- [Aim of the exercise] Each record must be reproduced exactly as it is shown.

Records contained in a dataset
* BEGIN *

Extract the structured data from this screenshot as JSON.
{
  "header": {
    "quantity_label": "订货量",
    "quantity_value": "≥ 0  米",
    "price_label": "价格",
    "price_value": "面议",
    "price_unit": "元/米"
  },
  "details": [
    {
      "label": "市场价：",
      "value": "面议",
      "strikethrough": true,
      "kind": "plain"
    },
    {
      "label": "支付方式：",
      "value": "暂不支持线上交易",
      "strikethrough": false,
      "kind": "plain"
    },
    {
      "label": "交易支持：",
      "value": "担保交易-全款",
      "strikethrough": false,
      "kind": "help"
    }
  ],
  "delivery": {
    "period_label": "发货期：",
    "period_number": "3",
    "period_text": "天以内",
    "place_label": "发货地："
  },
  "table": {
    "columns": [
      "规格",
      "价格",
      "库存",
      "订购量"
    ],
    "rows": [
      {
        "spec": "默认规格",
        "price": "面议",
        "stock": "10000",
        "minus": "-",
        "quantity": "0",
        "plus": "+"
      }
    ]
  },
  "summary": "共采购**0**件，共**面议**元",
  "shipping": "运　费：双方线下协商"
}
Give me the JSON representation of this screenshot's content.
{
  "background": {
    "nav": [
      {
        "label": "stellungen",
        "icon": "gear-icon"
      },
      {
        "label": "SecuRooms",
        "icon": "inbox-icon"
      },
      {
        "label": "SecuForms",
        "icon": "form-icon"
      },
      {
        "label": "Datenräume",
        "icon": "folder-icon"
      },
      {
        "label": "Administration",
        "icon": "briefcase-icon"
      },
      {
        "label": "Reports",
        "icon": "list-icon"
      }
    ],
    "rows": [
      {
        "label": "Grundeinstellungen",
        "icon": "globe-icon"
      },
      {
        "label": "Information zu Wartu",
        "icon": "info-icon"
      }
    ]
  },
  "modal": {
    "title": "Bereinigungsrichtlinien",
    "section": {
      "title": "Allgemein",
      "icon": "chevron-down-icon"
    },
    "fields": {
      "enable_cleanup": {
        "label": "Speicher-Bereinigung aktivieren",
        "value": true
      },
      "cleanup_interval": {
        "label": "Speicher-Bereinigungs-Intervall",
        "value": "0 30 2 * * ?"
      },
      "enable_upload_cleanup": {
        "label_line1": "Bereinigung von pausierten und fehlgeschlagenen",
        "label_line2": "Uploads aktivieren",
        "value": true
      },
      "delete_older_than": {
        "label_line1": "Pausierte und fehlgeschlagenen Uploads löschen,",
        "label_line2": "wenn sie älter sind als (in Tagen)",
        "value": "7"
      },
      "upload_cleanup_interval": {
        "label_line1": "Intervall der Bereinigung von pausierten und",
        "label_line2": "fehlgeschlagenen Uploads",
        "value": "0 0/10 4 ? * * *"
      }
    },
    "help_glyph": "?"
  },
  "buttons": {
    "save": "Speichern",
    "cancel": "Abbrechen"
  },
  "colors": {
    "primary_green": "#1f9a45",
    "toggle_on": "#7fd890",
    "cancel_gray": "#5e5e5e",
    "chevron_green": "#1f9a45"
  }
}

* END *

- [Expected answer]
Extract the structured data from this screenshot as JSON.
{
  "header": {
    "quantity_label": "订货量",
    "quantity_value": "≥ 0  米",
    "price_label": "价格",
    "price_value": "面议",
    "price_unit": "元/米"
  },
  "details": [
    {
      "label": "市场价：",
      "value": "面议",
      "strikethrough": true,
      "kind": "plain"
    },
    {
      "label": "支付方式：",
      "value": "暂不支持线上交易",
      "strikethrough": false,
      "kind": "plain"
    },
    {
      "label": "交易支持：",
      "value": "担保交易-全款",
      "strikethrough": false,
      "kind": "help"
    }
  ],
  "delivery": {
    "period_label": "发货期：",
    "period_number": "3",
    "period_text": "天以内",
    "place_label": "发货地："
  },
  "table": {
    "columns": [
      "规格",
      "价格",
      "库存",
      "订购量"
    ],
    "rows": [
      {
        "spec": "默认规格",
        "price": "面议",
        "stock": "10000",
        "minus": "-",
        "quantity": "0",
        "plus": "+"
      }
    ]
  },
  "summary": "共采购**0**件，共**面议**元",
  "shipping": "运　费：双方线下协商"
}
Give me the JSON representation of this screenshot's content.
{
  "background": {
    "nav": [
      {
        "label": "stellungen",
        "icon": "gear-icon"
      },
      {
        "label": "SecuRooms",
        "icon": "inbox-icon"
      },
      {
        "label": "SecuForms",
        "icon": "form-icon"
      },
      {
        "label": "Datenräume",
        "icon": "folder-icon"
      },
      {
        "label": "Administration",
        "icon": "briefcase-icon"
      },
      {
        "label": "Reports",
        "icon": "list-icon"
      }
    ],
    "rows": [
      {
        "label": "Grundeinstellungen",
        "icon": "globe-icon"
      },
      {
        "label": "Information zu Wartu",
        "icon": "info-icon"
      }
    ]
  },
  "modal": {
    "title": "Bereinigungsrichtlinien",
    "section": {
      "title": "Allgemein",
      "icon": "chevron-down-icon"
    },
    "fields": {
      "enable_cleanup": {
        "label": "Speicher-Bereinigung aktivieren",
        "value": true
      },
      "cleanup_interval": {
        "label": "Speicher-Bereinigungs-Intervall",
        "value": "0 30 2 * * ?"
      },
      "enable_upload_cleanup": {
        "label_line1": "Bereinigung von pausierten und fehlgeschlagenen",
        "label_line2": "Uploads aktivieren",
        "value": true
      },
      "delete_older_than": {
        "label_line1": "Pausierte und fehlgeschlagenen Uploads löschen,",
        "label_line2": "wenn sie älter sind als (in Tagen)",
        "value": "7"
      },
      "upload_cleanup_interval": {
        "label_line1": "Intervall der Bereinigung von pausierten und",
        "label_line2": "fehlgeschlagenen Uploads",
        "value": "0 0/10 4 ? * * *"
      }
    },
    "help_glyph": "?"
  },
  "buttons": {
    "save": "Speichern",
    "cancel": "Abbrechen"
  },
  "colors": {
    "primary_green": "#1f9a45",
    "toggle_on": "#7fd890",
    "cancel_gray": "#5e5e5e",
    "chevron_green": "#1f9a45"
  }
}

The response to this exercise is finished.